◆ **Prompt**
Read the data and repeat all of it exactly.

◆ **Source data**
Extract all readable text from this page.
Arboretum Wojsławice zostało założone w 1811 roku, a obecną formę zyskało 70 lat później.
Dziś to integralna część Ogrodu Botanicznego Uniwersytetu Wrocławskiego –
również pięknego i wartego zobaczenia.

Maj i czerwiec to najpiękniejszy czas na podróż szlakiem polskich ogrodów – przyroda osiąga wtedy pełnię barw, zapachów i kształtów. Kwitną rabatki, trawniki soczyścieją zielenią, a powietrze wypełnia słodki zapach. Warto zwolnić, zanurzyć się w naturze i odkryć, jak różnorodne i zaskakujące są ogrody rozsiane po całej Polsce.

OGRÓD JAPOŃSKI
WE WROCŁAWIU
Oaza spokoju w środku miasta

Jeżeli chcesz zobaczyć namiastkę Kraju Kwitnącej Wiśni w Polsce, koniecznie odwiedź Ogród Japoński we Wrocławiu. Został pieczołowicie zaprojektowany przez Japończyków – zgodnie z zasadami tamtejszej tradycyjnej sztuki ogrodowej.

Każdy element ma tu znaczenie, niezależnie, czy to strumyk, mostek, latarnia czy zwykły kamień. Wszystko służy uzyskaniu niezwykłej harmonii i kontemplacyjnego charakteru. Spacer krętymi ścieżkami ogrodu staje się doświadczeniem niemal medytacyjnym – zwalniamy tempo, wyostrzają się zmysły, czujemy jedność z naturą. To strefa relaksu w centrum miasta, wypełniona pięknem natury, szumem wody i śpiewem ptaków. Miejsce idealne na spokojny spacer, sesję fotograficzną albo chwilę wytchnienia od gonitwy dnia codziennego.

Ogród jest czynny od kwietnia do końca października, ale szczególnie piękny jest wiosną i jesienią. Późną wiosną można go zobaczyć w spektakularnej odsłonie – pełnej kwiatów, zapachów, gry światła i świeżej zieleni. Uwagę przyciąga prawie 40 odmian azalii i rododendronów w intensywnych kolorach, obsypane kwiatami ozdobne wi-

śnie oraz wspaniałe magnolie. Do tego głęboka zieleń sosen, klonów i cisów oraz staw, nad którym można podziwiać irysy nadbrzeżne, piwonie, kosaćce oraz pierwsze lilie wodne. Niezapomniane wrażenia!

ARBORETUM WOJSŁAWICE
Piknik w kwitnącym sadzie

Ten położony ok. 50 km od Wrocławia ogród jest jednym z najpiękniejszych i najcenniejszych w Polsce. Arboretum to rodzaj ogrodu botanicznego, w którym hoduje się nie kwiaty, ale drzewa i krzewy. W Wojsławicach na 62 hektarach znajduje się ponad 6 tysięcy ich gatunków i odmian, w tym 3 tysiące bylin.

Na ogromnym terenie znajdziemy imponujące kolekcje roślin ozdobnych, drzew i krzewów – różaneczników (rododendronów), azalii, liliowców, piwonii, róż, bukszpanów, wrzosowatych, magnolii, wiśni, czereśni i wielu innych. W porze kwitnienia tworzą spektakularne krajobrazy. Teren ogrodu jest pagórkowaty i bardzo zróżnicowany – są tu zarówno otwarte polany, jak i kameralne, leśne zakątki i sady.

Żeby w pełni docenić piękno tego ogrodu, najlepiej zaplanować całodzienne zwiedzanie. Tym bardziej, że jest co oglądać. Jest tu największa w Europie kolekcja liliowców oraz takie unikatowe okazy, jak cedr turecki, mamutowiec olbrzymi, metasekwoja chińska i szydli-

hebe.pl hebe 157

◆ **Response for this exercise**
Extract all readable text from this page.
Arboretum Wojsławice zostało założone w 1811 roku, a obecną formę zyskało 70 lat później.
Dziś to integralna część Ogrodu Botanicznego Uniwersytetu Wrocławskiego –
również pięknego i wartego zobaczenia.

Maj i czerwiec to najpiękniejszy czas na podróż szlakiem polskich ogrodów – przyroda osiąga wtedy pełnię barw, zapachów i kształtów. Kwitną rabatki, trawniki soczyścieją zielenią, a powietrze wypełnia słodki zapach. Warto zwolnić, zanurzyć się w naturze i odkryć, jak różnorodne i zaskakujące są ogrody rozsiane po całej Polsce.

OGRÓD JAPOŃSKI
WE WROCŁAWIU
Oaza spokoju w środku miasta

Jeżeli chcesz zobaczyć namiastkę Kraju Kwitnącej Wiśni w Polsce, koniecznie odwiedź Ogród Japoński we Wrocławiu. Został pieczołowicie zaprojektowany przez Japończyków – zgodnie z zasadami tamtejszej tradycyjnej sztuki ogrodowej.

Każdy element ma tu znaczenie, niezależnie, czy to strumyk, mostek, latarnia czy zwykły kamień. Wszystko służy uzyskaniu niezwykłej harmonii i kontemplacyjnego charakteru. Spacer krętymi ścieżkami ogrodu staje się doświadczeniem niemal medytacyjnym – zwalniamy tempo, wyostrzają się zmysły, czujemy jedność z naturą. To strefa relaksu w centrum miasta, wypełniona pięknem natury, szumem wody i śpiewem ptaków. Miejsce idealne na spokojny spacer, sesję fotograficzną albo chwilę wytchnienia od gonitwy dnia codziennego.

Ogród jest czynny od kwietnia do końca października, ale szczególnie piękny jest wiosną i jesienią. Późną wiosną można go zobaczyć w spektakularnej odsłonie – pełnej kwiatów, zapachów, gry światła i świeżej zieleni. Uwagę przyciąga prawie 40 odmian azalii i rododendronów w intensywnych kolorach, obsypane kwiatami ozdobne wi-

śnie oraz wspaniałe magnolie. Do tego głęboka zieleń sosen, klonów i cisów oraz staw, nad którym można podziwiać irysy nadbrzeżne, piwonie, kosaćce oraz pierwsze lilie wodne. Niezapomniane wrażenia!

ARBORETUM WOJSŁAWICE
Piknik w kwitnącym sadzie

Ten położony ok. 50 km od Wrocławia ogród jest jednym z najpiękniejszych i najcenniejszych w Polsce. Arboretum to rodzaj ogrodu botanicznego, w którym hoduje się nie kwiaty, ale drzewa i krzewy. W Wojsławicach na 62 hektarach znajduje się ponad 6 tysięcy ich gatunków i odmian, w tym 3 tysiące bylin.

Na ogromnym terenie znajdziemy imponujące kolekcje roślin ozdobnych, drzew i krzewów – różaneczników (rododendronów), azalii, liliowców, piwonii, róż, bukszpanów, wrzosowatych, magnolii, wiśni, czereśni i wielu innych. W porze kwitnienia tworzą spektakularne krajobrazy. Teren ogrodu jest pagórkowaty i bardzo zróżnicowany – są tu zarówno otwarte polany, jak i kameralne, leśne zakątki i sady.

Żeby w pełni docenić piękno tego ogrodu, najlepiej zaplanować całodzienne zwiedzanie. Tym bardziej, że jest co oglądać. Jest tu największa w Europie kolekcja liliowców oraz takie unikatowe okazy, jak cedr turecki, mamutowiec olbrzymi, metasekwoja chińska i szydli-

hebe.pl hebe 157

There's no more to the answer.